**Objective**.
Any pictures in the records below should be skipped; write out everything else exactly.

**Supplied material**.
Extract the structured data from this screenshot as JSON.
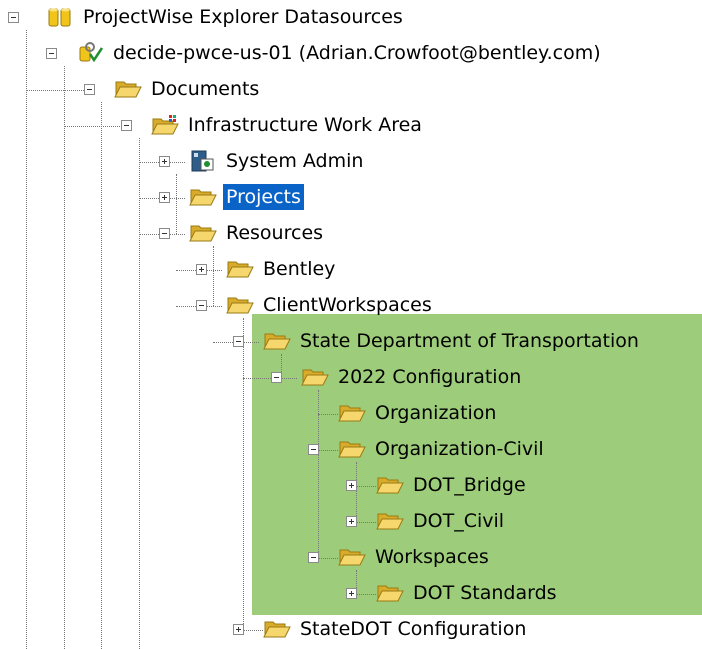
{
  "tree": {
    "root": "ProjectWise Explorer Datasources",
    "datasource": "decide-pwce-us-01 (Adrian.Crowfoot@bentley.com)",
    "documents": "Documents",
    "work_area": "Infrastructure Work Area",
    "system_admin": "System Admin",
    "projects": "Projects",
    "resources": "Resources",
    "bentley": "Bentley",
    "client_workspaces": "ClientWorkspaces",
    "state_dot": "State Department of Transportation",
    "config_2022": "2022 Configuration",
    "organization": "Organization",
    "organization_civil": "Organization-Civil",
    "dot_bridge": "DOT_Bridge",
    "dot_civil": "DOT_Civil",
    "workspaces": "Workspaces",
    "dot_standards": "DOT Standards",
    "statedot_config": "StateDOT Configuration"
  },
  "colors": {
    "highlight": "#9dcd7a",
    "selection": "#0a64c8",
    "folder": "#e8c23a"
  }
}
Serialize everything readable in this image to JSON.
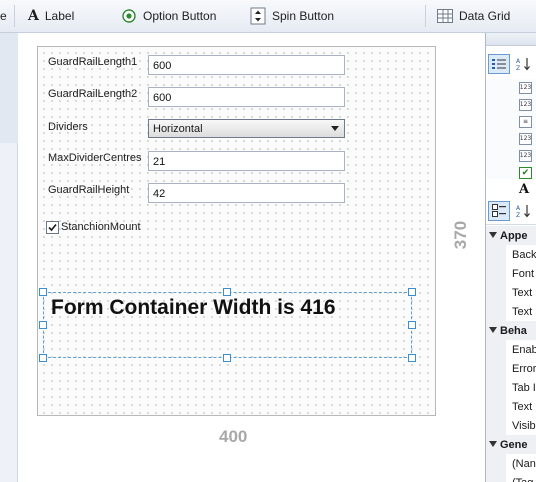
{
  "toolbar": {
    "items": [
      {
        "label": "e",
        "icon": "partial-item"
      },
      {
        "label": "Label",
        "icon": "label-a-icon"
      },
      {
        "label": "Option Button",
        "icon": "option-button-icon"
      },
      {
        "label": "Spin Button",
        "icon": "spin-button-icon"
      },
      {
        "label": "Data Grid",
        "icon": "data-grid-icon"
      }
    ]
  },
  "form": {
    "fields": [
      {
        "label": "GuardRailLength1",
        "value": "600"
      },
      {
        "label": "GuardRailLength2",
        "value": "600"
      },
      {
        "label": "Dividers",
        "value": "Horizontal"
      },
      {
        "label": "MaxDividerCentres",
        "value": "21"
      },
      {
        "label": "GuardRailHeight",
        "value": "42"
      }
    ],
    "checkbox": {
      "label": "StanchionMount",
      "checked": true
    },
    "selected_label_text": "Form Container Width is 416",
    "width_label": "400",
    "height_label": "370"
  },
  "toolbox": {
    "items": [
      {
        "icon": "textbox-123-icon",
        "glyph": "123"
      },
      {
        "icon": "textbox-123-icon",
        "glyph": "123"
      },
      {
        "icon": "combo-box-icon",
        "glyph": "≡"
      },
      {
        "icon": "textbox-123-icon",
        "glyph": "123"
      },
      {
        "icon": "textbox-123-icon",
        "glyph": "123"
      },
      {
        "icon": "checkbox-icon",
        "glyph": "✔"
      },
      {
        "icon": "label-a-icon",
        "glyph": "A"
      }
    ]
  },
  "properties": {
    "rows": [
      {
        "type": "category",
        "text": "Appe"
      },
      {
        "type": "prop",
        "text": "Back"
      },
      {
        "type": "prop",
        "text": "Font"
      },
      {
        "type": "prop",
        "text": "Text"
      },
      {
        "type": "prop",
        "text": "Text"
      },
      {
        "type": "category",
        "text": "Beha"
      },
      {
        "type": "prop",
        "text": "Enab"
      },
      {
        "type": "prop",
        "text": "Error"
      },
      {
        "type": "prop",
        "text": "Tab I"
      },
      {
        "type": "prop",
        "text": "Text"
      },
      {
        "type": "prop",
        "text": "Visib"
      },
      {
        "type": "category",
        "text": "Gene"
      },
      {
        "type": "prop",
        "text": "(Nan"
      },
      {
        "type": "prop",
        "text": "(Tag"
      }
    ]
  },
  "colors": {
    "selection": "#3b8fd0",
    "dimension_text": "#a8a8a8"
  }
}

**Solution for this task**.
Extract the structured data from this screenshot as JSON.
{
  "tree": {
    "root": "ProjectWise Explorer Datasources",
    "datasource": "decide-pwce-us-01 (Adrian.Crowfoot@bentley.com)",
    "documents": "Documents",
    "work_area": "Infrastructure Work Area",
    "system_admin": "System Admin",
    "projects": "Projects",
    "resources": "Resources",
    "bentley": "Bentley",
    "client_workspaces": "ClientWorkspaces",
    "state_dot": "State Department of Transportation",
    "config_2022": "2022 Configuration",
    "organization": "Organization",
    "organization_civil": "Organization-Civil",
    "dot_bridge": "DOT_Bridge",
    "dot_civil": "DOT_Civil",
    "workspaces": "Workspaces",
    "dot_standards": "DOT Standards",
    "statedot_config": "StateDOT Configuration"
  },
  "colors": {
    "highlight": "#9dcd7a",
    "selection": "#0a64c8",
    "folder": "#e8c23a"
  }
}
Serialize everything readable in this image to JSON.
{
  "toolbar": {
    "items": [
      {
        "label": "e",
        "icon": "partial-item"
      },
      {
        "label": "Label",
        "icon": "label-a-icon"
      },
      {
        "label": "Option Button",
        "icon": "option-button-icon"
      },
      {
        "label": "Spin Button",
        "icon": "spin-button-icon"
      },
      {
        "label": "Data Grid",
        "icon": "data-grid-icon"
      }
    ]
  },
  "form": {
    "fields": [
      {
        "label": "GuardRailLength1",
        "value": "600"
      },
      {
        "label": "GuardRailLength2",
        "value": "600"
      },
      {
        "label": "Dividers",
        "value": "Horizontal"
      },
      {
        "label": "MaxDividerCentres",
        "value": "21"
      },
      {
        "label": "GuardRailHeight",
        "value": "42"
      }
    ],
    "checkbox": {
      "label": "StanchionMount",
      "checked": true
    },
    "selected_label_text": "Form Container Width is 416",
    "width_label": "400",
    "height_label": "370"
  },
  "toolbox": {
    "items": [
      {
        "icon": "textbox-123-icon",
        "glyph": "123"
      },
      {
        "icon": "textbox-123-icon",
        "glyph": "123"
      },
      {
        "icon": "combo-box-icon",
        "glyph": "≡"
      },
      {
        "icon": "textbox-123-icon",
        "glyph": "123"
      },
      {
        "icon": "textbox-123-icon",
        "glyph": "123"
      },
      {
        "icon": "checkbox-icon",
        "glyph": "✔"
      },
      {
        "icon": "label-a-icon",
        "glyph": "A"
      }
    ]
  },
  "properties": {
    "rows": [
      {
        "type": "category",
        "text": "Appe"
      },
      {
        "type": "prop",
        "text": "Back"
      },
      {
        "type": "prop",
        "text": "Font"
      },
      {
        "type": "prop",
        "text": "Text"
      },
      {
        "type": "prop",
        "text": "Text"
      },
      {
        "type": "category",
        "text": "Beha"
      },
      {
        "type": "prop",
        "text": "Enab"
      },
      {
        "type": "prop",
        "text": "Error"
      },
      {
        "type": "prop",
        "text": "Tab I"
      },
      {
        "type": "prop",
        "text": "Text"
      },
      {
        "type": "prop",
        "text": "Visib"
      },
      {
        "type": "category",
        "text": "Gene"
      },
      {
        "type": "prop",
        "text": "(Nan"
      },
      {
        "type": "prop",
        "text": "(Tag"
      }
    ]
  },
  "colors": {
    "selection": "#3b8fd0",
    "dimension_text": "#a8a8a8"
  }
}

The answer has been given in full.